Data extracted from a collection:
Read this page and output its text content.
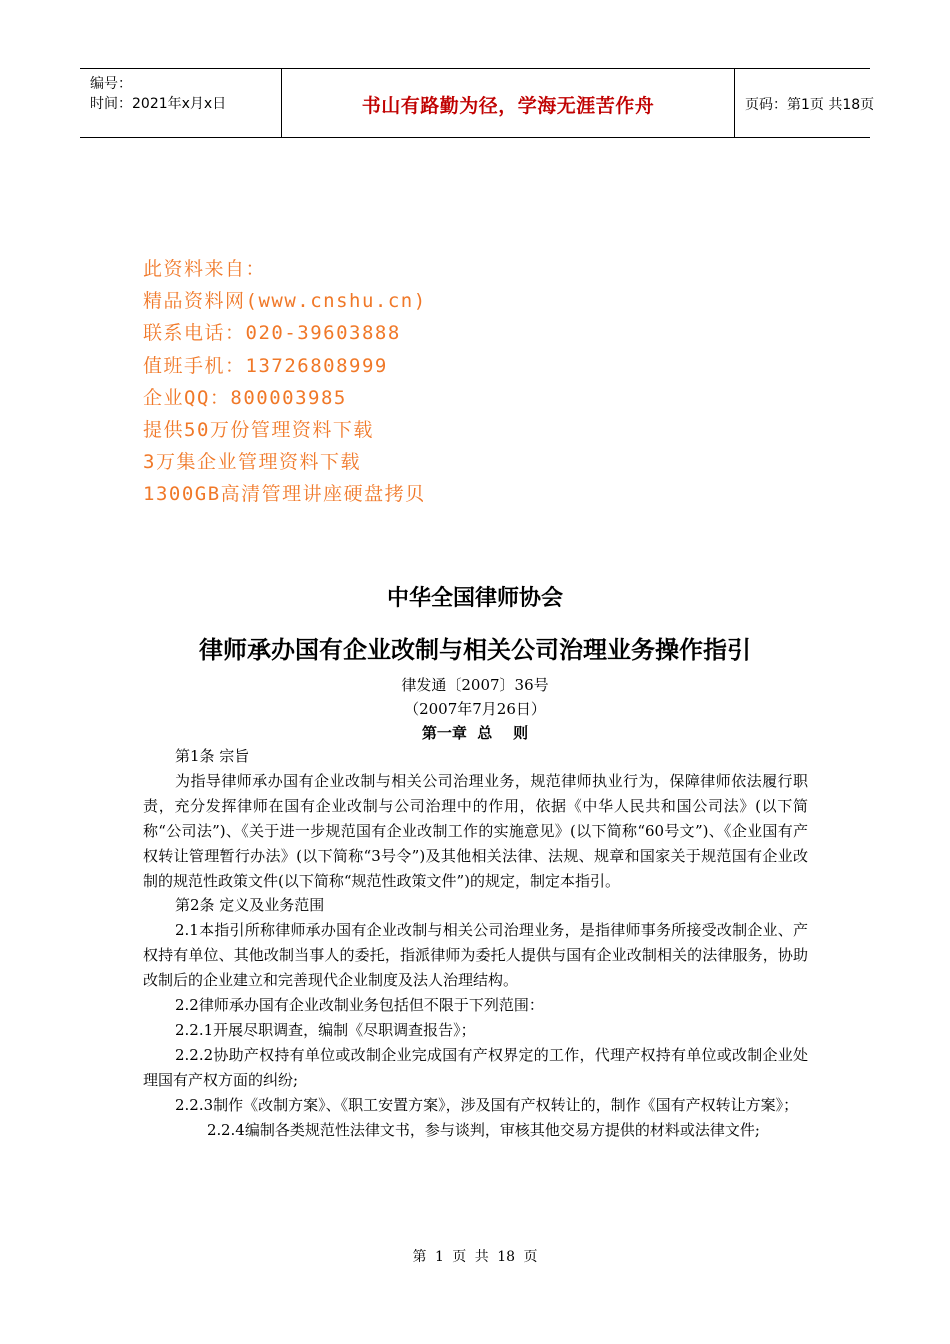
编号：
时间：2021年x月x日	书山有路勤为径，学海无涯苦作舟	页码：第1页 共18页
此资料来自：
精品资料网(www.cnshu.cn)
联系电话：020-39603888
值班手机：13726808999
企业QQ：800003985
提供50万份管理资料下载
3万集企业管理资料下载
1300GB高清管理讲座硬盘拷贝
中华全国律师协会
律师承办国有企业改制与相关公司治理业务操作指引
律发通〔2007〕36号
（2007年7月26日）
第一章  总    则

第1条 宗旨

为指导律师承办国有企业改制与相关公司治理业务，规范律师执业行为，保障律师依法履行职责，充分发挥律师在国有企业改制与公司治理中的作用，依据《中华人民共和国公司法》(以下简称“公司法”)、《关于进一步规范国有企业改制工作的实施意见》(以下简称“60号文”)、《企业国有产权转让管理暂行办法》(以下简称“3号令”)及其他相关法律、法规、规章和国家关于规范国有企业改制的规范性政策文件(以下简称“规范性政策文件”)的规定，制定本指引。

第2条 定义及业务范围

2.1本指引所称律师承办国有企业改制与相关公司治理业务，是指律师事务所接受改制企业、产权持有单位、其他改制当事人的委托，指派律师为委托人提供与国有企业改制相关的法律服务，协助改制后的企业建立和完善现代企业制度及法人治理结构。

2.2律师承办国有企业改制业务包括但不限于下列范围：

2.2.1开展尽职调查，编制《尽职调查报告》；

2.2.2协助产权持有单位或改制企业完成国有产权界定的工作，代理产权持有单位或改制企业处理国有产权方面的纠纷;

2.2.3制作《改制方案》、《职工安置方案》，涉及国有产权转让的，制作《国有产权转让方案》；

2.2.4编制各类规范性法律文书，参与谈判，审核其他交易方提供的材料或法律文件;

第 1 页 共 18 页
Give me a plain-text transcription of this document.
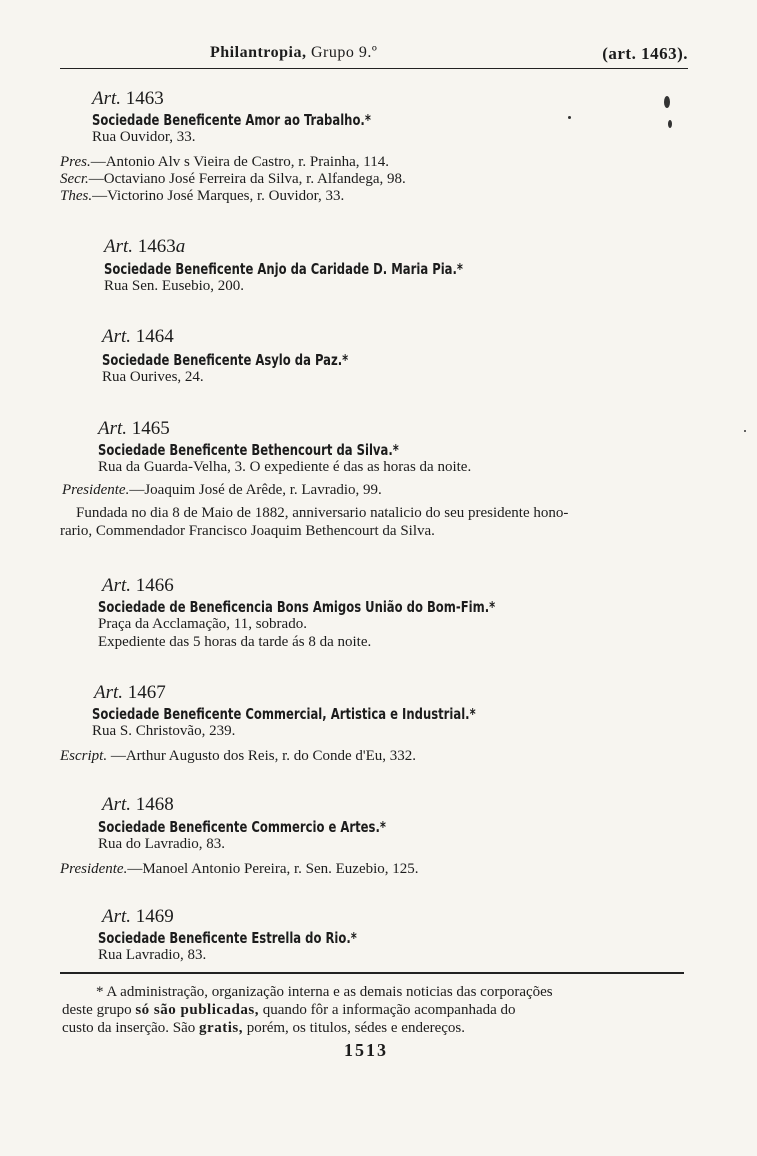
Philantropia, Grupo 9.º	(art. 1463).
Art. 1463
Sociedade Beneficente Amor ao Trabalho.*
Rua Ouvidor, 33.
Pres.—Antonio Alv s Vieira de Castro, r. Prainha, 114.
Secr.—Octaviano José Ferreira da Silva, r. Alfandega, 98.
Thes.—Victorino José Marques, r. Ouvidor, 33.
Art. 1463a
Sociedade Beneficente Anjo da Caridade D. Maria Pia.*
Rua Sen. Eusebio, 200.
Art. 1464
Sociedade Beneficente Asylo da Paz.*
Rua Ourives, 24.
Art. 1465
Sociedade Beneficente Bethencourt da Silva.*
Rua da Guarda-Velha, 3. O expediente é das as horas da noite.
Presidente.—Joaquim José de Arêde, r. Lavradio, 99.
Fundada no dia 8 de Maio de 1882, anniversario natalicio do seu presidente hono-
rario, Commendador Francisco Joaquim Bethencourt da Silva.
Art. 1466
Sociedade de Beneficencia Bons Amigos União do Bom-Fim.*
Praça da Acclamação, 11, sobrado.
Expediente das 5 horas da tarde ás 8 da noite.
Art. 1467
Sociedade Beneficente Commercial, Artistica e Industrial.*
Rua S. Christovão, 239.
Escript. —Arthur Augusto dos Reis, r. do Conde d'Eu, 332.
Art. 1468
Sociedade Beneficente Commercio e Artes.*
Rua do Lavradio, 83.
Presidente.—Manoel Antonio Pereira, r. Sen. Euzebio, 125.
Art. 1469
Sociedade Beneficente Estrella do Rio.*
Rua Lavradio, 83.
* A administração, organização interna e as demais noticias das corporações
deste grupo só são publicadas, quando fôr a informação acompanhada do
custo da inserção. São gratis, porém, os titulos, sédes e endereços.
1513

INSTRUCTIONS TO FOLLOW — Pictures excluded, copy exactly the lines running from the one with "Give me a plain-text" through the last line of the material.

RIGHT ANSWER —
Give me a plain-text transcription of this document.
Philantropia, Grupo 9.º	(art. 1463).
Art. 1463
Sociedade Beneficente Amor ao Trabalho.*
Rua Ouvidor, 33.
Pres.—Antonio Alv s Vieira de Castro, r. Prainha, 114.
Secr.—Octaviano José Ferreira da Silva, r. Alfandega, 98.
Thes.—Victorino José Marques, r. Ouvidor, 33.
Art. 1463a
Sociedade Beneficente Anjo da Caridade D. Maria Pia.*
Rua Sen. Eusebio, 200.
Art. 1464
Sociedade Beneficente Asylo da Paz.*
Rua Ourives, 24.
Art. 1465
Sociedade Beneficente Bethencourt da Silva.*
Rua da Guarda-Velha, 3. O expediente é das as horas da noite.
Presidente.—Joaquim José de Arêde, r. Lavradio, 99.
Fundada no dia 8 de Maio de 1882, anniversario natalicio do seu presidente hono-
rario, Commendador Francisco Joaquim Bethencourt da Silva.
Art. 1466
Sociedade de Beneficencia Bons Amigos União do Bom-Fim.*
Praça da Acclamação, 11, sobrado.
Expediente das 5 horas da tarde ás 8 da noite.
Art. 1467
Sociedade Beneficente Commercial, Artistica e Industrial.*
Rua S. Christovão, 239.
Escript. —Arthur Augusto dos Reis, r. do Conde d'Eu, 332.
Art. 1468
Sociedade Beneficente Commercio e Artes.*
Rua do Lavradio, 83.
Presidente.—Manoel Antonio Pereira, r. Sen. Euzebio, 125.
Art. 1469
Sociedade Beneficente Estrella do Rio.*
Rua Lavradio, 83.
* A administração, organização interna e as demais noticias das corporações
deste grupo só são publicadas, quando fôr a informação acompanhada do
custo da inserção. São gratis, porém, os titulos, sédes e endereços.
1513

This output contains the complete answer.